Review the listing and copy each line that holds the word "Reduction".

________________________

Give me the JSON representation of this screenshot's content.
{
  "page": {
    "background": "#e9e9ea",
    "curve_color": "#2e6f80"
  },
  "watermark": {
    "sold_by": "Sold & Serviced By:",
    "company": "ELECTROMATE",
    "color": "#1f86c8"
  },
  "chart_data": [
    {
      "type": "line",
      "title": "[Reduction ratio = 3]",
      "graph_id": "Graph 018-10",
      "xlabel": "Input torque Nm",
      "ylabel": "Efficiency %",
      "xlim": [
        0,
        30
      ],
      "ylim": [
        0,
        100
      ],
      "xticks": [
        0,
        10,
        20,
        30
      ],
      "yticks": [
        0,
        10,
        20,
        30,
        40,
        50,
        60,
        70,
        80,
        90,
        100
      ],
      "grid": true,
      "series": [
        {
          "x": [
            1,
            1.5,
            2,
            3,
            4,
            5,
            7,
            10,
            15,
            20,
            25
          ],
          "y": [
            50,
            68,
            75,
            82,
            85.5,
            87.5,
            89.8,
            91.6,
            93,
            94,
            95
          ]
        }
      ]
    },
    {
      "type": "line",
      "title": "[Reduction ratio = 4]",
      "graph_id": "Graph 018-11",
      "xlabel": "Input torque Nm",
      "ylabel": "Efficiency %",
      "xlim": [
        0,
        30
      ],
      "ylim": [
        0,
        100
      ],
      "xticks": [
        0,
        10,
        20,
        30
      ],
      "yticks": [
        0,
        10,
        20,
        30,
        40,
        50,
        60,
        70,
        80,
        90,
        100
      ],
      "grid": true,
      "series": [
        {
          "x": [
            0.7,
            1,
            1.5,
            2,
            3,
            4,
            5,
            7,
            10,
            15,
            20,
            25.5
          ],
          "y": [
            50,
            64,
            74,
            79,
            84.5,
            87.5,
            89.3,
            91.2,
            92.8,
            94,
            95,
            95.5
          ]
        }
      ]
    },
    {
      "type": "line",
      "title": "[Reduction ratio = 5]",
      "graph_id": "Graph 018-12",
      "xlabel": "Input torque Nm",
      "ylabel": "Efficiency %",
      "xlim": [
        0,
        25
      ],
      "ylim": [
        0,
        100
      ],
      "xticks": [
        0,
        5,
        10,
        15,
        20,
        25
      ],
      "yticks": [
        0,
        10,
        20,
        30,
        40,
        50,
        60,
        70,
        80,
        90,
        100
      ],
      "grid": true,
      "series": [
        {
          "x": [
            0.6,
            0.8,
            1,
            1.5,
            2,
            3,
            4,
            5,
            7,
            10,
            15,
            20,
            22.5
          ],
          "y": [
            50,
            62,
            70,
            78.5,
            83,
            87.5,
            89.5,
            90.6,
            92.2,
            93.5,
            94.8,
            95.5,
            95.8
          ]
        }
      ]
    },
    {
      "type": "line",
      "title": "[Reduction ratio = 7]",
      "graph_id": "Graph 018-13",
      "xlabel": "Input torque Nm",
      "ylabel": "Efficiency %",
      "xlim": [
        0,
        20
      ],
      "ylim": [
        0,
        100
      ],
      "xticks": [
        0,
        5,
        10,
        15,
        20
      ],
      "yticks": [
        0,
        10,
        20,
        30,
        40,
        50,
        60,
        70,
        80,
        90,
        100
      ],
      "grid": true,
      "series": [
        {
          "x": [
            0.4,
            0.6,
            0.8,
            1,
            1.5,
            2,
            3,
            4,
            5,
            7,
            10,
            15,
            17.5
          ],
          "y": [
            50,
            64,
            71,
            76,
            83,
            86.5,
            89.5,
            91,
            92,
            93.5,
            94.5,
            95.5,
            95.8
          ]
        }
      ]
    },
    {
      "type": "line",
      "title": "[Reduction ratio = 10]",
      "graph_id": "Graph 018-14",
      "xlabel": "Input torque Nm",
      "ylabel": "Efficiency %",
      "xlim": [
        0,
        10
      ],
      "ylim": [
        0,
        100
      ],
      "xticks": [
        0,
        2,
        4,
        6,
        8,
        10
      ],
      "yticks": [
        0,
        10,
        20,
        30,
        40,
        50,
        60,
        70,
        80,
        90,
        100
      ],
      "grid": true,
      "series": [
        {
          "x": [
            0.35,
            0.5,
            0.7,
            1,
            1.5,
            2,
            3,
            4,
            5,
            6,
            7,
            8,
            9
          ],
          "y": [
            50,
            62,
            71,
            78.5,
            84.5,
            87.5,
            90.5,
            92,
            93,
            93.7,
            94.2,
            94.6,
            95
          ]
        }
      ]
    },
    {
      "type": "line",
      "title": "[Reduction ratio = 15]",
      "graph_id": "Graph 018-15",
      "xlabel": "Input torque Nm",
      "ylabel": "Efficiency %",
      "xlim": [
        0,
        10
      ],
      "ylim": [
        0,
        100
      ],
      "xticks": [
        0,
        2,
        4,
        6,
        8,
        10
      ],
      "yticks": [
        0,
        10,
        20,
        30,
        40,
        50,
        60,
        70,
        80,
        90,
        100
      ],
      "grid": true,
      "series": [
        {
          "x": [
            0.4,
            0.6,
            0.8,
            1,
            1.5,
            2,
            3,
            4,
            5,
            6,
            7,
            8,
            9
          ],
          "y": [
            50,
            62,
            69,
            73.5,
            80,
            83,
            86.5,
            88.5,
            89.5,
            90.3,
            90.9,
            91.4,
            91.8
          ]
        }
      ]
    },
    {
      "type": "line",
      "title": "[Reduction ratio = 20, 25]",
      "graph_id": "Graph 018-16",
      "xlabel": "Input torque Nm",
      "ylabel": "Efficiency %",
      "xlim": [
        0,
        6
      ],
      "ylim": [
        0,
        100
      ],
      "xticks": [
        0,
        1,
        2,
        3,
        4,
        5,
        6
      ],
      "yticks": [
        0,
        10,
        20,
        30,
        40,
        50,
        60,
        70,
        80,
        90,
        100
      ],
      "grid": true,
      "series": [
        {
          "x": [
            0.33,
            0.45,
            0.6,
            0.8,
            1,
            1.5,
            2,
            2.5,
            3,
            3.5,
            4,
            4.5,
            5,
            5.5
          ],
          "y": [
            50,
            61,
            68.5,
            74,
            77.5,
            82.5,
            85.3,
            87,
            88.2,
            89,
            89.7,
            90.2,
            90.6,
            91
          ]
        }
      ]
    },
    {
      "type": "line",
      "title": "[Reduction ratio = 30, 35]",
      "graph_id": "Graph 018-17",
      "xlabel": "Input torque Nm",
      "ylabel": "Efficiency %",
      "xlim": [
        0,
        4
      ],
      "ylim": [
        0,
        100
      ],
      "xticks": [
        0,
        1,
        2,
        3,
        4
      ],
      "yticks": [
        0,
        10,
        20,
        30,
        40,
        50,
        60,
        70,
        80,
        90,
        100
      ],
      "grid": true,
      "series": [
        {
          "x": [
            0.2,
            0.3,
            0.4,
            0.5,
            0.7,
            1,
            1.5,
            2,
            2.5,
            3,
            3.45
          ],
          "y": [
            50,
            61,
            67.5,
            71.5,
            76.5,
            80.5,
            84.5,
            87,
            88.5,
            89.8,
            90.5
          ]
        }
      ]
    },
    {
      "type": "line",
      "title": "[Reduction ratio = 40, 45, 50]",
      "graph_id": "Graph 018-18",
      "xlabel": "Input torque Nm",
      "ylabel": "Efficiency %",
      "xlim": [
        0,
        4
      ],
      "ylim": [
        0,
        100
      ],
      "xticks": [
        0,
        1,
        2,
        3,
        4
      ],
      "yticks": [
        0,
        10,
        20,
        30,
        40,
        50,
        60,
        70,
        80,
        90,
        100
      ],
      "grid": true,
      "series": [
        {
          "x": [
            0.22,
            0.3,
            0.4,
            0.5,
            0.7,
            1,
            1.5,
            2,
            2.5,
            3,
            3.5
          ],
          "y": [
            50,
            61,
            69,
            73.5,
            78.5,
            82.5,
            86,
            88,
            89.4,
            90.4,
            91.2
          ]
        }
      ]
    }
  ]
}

________________________

Output below:
      "title": "[Reduction ratio = 3]",
      "title": "[Reduction ratio = 4]",
      "title": "[Reduction ratio = 5]",
      "title": "[Reduction ratio = 7]",
      "title": "[Reduction ratio = 10]",
      "title": "[Reduction ratio = 15]",
      "title": "[Reduction ratio = 20, 25]",
      "title": "[Reduction ratio = 30, 35]",
      "title": "[Reduction ratio = 40, 45, 50]",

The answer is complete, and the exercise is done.